### TASK OBJECTIVE
Give every entry again, word for word.
※
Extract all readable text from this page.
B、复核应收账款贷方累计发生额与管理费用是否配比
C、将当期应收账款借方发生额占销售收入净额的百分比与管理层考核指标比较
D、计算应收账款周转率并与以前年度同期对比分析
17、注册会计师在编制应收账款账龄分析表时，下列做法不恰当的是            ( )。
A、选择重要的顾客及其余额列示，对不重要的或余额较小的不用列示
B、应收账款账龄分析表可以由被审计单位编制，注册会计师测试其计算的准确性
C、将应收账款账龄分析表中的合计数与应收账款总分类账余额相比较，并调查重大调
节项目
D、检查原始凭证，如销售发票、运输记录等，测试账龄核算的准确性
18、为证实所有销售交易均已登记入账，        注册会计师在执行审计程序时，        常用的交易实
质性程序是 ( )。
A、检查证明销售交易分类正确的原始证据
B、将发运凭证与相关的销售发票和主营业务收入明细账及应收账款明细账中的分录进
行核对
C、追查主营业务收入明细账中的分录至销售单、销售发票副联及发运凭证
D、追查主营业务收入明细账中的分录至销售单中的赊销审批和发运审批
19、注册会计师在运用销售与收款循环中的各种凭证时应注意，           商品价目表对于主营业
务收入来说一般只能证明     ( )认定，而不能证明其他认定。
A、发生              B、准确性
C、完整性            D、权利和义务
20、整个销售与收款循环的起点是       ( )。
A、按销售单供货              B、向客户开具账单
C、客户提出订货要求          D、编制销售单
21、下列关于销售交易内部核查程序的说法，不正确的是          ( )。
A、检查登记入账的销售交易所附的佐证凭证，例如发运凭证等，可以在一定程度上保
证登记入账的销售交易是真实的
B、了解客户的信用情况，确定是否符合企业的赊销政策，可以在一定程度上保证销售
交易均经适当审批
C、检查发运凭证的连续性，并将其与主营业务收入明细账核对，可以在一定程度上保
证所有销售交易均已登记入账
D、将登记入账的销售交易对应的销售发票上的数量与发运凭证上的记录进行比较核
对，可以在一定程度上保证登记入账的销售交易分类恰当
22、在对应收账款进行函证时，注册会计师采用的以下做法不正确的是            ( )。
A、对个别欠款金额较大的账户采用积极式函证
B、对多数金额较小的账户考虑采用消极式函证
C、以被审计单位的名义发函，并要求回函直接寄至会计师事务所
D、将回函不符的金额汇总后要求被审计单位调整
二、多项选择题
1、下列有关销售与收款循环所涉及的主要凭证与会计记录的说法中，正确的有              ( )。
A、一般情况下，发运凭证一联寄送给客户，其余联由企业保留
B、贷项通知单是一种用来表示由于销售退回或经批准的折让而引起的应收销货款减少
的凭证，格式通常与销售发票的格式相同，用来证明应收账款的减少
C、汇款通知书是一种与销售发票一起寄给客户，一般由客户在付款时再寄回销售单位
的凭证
※
### COMPLETED TASK
Extract all readable text from this page.
B、复核应收账款贷方累计发生额与管理费用是否配比
C、将当期应收账款借方发生额占销售收入净额的百分比与管理层考核指标比较
D、计算应收账款周转率并与以前年度同期对比分析
17、注册会计师在编制应收账款账龄分析表时，下列做法不恰当的是            ( )。
A、选择重要的顾客及其余额列示，对不重要的或余额较小的不用列示
B、应收账款账龄分析表可以由被审计单位编制，注册会计师测试其计算的准确性
C、将应收账款账龄分析表中的合计数与应收账款总分类账余额相比较，并调查重大调
节项目
D、检查原始凭证，如销售发票、运输记录等，测试账龄核算的准确性
18、为证实所有销售交易均已登记入账，        注册会计师在执行审计程序时，        常用的交易实
质性程序是 ( )。
A、检查证明销售交易分类正确的原始证据
B、将发运凭证与相关的销售发票和主营业务收入明细账及应收账款明细账中的分录进
行核对
C、追查主营业务收入明细账中的分录至销售单、销售发票副联及发运凭证
D、追查主营业务收入明细账中的分录至销售单中的赊销审批和发运审批
19、注册会计师在运用销售与收款循环中的各种凭证时应注意，           商品价目表对于主营业
务收入来说一般只能证明     ( )认定，而不能证明其他认定。
A、发生              B、准确性
C、完整性            D、权利和义务
20、整个销售与收款循环的起点是       ( )。
A、按销售单供货              B、向客户开具账单
C、客户提出订货要求          D、编制销售单
21、下列关于销售交易内部核查程序的说法，不正确的是          ( )。
A、检查登记入账的销售交易所附的佐证凭证，例如发运凭证等，可以在一定程度上保
证登记入账的销售交易是真实的
B、了解客户的信用情况，确定是否符合企业的赊销政策，可以在一定程度上保证销售
交易均经适当审批
C、检查发运凭证的连续性，并将其与主营业务收入明细账核对，可以在一定程度上保
证所有销售交易均已登记入账
D、将登记入账的销售交易对应的销售发票上的数量与发运凭证上的记录进行比较核
对，可以在一定程度上保证登记入账的销售交易分类恰当
22、在对应收账款进行函证时，注册会计师采用的以下做法不正确的是            ( )。
A、对个别欠款金额较大的账户采用积极式函证
B、对多数金额较小的账户考虑采用消极式函证
C、以被审计单位的名义发函，并要求回函直接寄至会计师事务所
D、将回函不符的金额汇总后要求被审计单位调整
二、多项选择题
1、下列有关销售与收款循环所涉及的主要凭证与会计记录的说法中，正确的有              ( )。
A、一般情况下，发运凭证一联寄送给客户，其余联由企业保留
B、贷项通知单是一种用来表示由于销售退回或经批准的折让而引起的应收销货款减少
的凭证，格式通常与销售发票的格式相同，用来证明应收账款的减少
C、汇款通知书是一种与销售发票一起寄给客户，一般由客户在付款时再寄回销售单位
的凭证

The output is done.